Problem statement ::
Reproduce all entries verbatim, with nothing added or dropped.

>> Begin Extracted entries

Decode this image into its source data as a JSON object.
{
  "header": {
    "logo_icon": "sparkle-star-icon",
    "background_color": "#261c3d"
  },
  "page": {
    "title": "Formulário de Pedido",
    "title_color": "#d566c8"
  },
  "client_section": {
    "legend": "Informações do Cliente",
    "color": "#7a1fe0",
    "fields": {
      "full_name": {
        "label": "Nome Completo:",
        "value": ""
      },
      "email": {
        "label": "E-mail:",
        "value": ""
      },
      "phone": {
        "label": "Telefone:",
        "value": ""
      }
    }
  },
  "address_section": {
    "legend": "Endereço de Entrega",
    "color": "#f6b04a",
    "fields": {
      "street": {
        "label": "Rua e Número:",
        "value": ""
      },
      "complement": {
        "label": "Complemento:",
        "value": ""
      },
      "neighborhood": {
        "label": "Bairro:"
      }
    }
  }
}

>> End Extracted entries

Task output ::
Decode this image into its source data as a JSON object.
{
  "header": {
    "logo_icon": "sparkle-star-icon",
    "background_color": "#261c3d"
  },
  "page": {
    "title": "Formulário de Pedido",
    "title_color": "#d566c8"
  },
  "client_section": {
    "legend": "Informações do Cliente",
    "color": "#7a1fe0",
    "fields": {
      "full_name": {
        "label": "Nome Completo:",
        "value": ""
      },
      "email": {
        "label": "E-mail:",
        "value": ""
      },
      "phone": {
        "label": "Telefone:",
        "value": ""
      }
    }
  },
  "address_section": {
    "legend": "Endereço de Entrega",
    "color": "#f6b04a",
    "fields": {
      "street": {
        "label": "Rua e Número:",
        "value": ""
      },
      "complement": {
        "label": "Complemento:",
        "value": ""
      },
      "neighborhood": {
        "label": "Bairro:"
      }
    }
  }
}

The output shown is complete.